-- Task directions --
Give the number of lines in the data that hold the string "ylabel". Nothing else is needed.
— BEGIN Material provided —
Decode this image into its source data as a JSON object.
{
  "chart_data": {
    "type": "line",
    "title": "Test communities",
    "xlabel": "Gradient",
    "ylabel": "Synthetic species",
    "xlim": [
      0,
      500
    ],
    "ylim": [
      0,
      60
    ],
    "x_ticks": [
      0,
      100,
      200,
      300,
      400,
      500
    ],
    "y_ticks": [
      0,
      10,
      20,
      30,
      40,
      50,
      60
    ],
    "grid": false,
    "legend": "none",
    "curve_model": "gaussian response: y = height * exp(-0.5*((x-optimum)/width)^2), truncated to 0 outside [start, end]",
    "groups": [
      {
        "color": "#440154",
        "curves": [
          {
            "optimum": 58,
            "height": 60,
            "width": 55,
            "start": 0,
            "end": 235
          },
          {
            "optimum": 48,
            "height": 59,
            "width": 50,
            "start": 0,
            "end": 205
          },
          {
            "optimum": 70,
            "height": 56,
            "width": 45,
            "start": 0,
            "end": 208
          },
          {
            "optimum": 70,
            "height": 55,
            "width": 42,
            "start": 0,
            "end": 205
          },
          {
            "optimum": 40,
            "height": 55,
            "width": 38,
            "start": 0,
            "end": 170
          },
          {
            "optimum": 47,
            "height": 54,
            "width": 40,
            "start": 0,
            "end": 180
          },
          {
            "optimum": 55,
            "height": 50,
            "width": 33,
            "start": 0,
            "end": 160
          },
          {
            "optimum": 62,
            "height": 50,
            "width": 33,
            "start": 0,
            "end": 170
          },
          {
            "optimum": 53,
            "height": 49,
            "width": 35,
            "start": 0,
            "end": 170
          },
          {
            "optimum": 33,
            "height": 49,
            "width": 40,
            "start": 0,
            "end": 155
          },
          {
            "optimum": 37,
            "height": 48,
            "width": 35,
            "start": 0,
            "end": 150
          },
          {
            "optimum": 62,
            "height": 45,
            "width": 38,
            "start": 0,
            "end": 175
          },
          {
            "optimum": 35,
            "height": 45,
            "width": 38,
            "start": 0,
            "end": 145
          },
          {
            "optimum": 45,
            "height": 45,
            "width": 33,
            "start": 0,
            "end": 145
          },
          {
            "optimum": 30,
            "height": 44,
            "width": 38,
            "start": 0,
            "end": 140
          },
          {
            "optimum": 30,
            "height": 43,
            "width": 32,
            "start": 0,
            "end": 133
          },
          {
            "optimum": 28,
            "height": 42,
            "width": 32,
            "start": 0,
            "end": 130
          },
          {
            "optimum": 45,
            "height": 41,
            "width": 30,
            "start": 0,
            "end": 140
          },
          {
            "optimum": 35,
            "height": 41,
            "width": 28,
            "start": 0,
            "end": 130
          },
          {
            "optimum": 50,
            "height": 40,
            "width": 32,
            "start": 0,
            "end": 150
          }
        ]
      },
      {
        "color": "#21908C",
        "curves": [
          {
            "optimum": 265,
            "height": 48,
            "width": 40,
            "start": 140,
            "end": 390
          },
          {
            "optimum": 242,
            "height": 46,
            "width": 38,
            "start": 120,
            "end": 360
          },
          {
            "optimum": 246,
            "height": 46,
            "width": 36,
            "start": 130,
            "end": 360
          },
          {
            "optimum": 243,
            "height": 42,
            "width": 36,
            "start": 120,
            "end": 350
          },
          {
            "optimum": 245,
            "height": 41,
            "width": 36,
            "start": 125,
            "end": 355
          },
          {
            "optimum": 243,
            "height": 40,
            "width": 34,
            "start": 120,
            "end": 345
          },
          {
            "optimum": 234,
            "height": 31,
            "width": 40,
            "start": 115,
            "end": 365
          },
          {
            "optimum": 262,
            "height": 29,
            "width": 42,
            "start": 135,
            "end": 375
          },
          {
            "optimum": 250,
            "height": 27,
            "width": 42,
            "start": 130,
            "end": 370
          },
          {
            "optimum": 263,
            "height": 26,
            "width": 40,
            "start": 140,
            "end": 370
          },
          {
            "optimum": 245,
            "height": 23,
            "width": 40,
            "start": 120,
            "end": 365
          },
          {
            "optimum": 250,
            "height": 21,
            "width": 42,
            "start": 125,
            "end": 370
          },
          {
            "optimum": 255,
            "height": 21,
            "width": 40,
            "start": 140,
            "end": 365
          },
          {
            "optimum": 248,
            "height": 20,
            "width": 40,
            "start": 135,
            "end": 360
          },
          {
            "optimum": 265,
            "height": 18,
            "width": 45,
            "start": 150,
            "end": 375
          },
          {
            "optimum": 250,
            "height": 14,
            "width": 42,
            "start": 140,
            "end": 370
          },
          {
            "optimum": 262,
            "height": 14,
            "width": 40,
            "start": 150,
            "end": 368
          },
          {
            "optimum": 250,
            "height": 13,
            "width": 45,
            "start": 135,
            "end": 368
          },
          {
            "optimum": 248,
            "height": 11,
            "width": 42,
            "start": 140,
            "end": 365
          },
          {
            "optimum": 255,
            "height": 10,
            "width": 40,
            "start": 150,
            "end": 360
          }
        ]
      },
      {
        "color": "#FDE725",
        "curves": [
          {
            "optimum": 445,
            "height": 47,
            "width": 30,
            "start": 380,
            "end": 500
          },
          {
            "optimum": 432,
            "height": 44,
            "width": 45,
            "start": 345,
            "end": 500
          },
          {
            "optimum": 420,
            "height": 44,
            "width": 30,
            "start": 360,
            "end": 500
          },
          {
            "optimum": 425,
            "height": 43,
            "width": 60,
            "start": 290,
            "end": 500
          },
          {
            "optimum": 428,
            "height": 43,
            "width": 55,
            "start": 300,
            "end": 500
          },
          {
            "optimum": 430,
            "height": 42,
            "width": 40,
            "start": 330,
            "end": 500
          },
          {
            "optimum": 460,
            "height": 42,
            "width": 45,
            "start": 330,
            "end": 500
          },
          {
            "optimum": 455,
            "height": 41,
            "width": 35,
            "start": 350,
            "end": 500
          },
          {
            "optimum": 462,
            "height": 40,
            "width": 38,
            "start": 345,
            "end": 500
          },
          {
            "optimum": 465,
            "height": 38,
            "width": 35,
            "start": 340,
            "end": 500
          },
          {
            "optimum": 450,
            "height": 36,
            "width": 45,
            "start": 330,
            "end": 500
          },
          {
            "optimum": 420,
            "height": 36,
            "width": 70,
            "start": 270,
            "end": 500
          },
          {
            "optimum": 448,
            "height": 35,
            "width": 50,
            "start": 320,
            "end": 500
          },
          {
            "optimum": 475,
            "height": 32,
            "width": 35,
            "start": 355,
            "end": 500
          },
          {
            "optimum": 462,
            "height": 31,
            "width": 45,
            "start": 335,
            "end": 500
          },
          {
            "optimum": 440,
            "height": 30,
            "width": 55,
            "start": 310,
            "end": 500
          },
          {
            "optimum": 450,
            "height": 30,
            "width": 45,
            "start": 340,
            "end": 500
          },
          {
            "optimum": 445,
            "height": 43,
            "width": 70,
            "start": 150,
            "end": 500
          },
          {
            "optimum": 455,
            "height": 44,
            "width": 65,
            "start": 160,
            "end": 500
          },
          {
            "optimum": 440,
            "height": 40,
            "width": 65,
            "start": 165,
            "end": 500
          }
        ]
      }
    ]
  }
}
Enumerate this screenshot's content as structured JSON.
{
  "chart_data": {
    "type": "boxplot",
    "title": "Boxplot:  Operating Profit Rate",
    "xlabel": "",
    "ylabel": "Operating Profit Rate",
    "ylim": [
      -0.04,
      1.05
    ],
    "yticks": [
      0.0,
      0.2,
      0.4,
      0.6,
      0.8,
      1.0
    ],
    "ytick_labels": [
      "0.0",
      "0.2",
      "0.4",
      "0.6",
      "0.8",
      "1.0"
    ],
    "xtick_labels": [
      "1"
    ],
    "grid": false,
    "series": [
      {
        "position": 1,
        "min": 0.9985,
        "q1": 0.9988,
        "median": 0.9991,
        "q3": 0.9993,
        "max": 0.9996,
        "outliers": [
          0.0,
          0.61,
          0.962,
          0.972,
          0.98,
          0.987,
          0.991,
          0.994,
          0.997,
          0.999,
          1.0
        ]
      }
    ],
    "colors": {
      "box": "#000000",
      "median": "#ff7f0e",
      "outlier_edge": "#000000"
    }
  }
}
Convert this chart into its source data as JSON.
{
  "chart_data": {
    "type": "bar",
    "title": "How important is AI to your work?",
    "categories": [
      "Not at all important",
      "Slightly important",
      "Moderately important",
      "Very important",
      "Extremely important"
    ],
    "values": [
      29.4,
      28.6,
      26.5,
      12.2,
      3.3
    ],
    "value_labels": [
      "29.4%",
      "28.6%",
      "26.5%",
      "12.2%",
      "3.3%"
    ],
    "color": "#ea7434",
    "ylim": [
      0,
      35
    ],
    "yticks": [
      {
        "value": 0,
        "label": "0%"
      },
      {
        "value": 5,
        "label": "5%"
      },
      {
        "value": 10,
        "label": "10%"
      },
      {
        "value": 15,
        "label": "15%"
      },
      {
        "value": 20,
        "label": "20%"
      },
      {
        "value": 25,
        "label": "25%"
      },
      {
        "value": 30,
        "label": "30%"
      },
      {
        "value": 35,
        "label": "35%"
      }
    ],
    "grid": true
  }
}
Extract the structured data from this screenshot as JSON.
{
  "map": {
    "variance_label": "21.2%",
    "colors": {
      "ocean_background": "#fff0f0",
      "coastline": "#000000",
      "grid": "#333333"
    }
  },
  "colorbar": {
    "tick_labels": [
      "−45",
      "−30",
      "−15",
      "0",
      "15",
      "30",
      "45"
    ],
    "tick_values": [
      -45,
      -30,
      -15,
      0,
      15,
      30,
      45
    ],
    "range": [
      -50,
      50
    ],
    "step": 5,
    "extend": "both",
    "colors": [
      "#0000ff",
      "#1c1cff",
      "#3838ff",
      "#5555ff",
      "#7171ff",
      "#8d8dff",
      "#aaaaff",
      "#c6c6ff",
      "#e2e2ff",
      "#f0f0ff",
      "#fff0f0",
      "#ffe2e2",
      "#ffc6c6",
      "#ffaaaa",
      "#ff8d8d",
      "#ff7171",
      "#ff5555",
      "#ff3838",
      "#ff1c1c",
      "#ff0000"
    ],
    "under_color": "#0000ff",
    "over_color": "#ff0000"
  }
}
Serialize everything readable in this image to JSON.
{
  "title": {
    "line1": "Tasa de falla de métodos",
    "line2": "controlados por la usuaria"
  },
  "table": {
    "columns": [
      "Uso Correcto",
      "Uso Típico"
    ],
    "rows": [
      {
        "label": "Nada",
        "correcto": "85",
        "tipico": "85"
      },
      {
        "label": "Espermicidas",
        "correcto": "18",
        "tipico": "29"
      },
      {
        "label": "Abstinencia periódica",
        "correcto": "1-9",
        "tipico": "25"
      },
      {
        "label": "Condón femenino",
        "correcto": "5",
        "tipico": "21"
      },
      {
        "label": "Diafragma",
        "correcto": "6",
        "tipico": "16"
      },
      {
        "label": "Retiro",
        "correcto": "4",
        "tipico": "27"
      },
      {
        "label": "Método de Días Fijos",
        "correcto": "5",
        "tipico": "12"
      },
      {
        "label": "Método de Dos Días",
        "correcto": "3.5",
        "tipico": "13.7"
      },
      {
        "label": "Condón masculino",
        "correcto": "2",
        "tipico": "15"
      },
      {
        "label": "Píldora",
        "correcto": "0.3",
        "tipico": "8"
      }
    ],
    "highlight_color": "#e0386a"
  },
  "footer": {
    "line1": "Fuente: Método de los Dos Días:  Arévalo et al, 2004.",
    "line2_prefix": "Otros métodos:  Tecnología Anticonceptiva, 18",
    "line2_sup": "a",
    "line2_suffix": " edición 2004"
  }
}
— END Material provided —
-- Response to the exercise --
2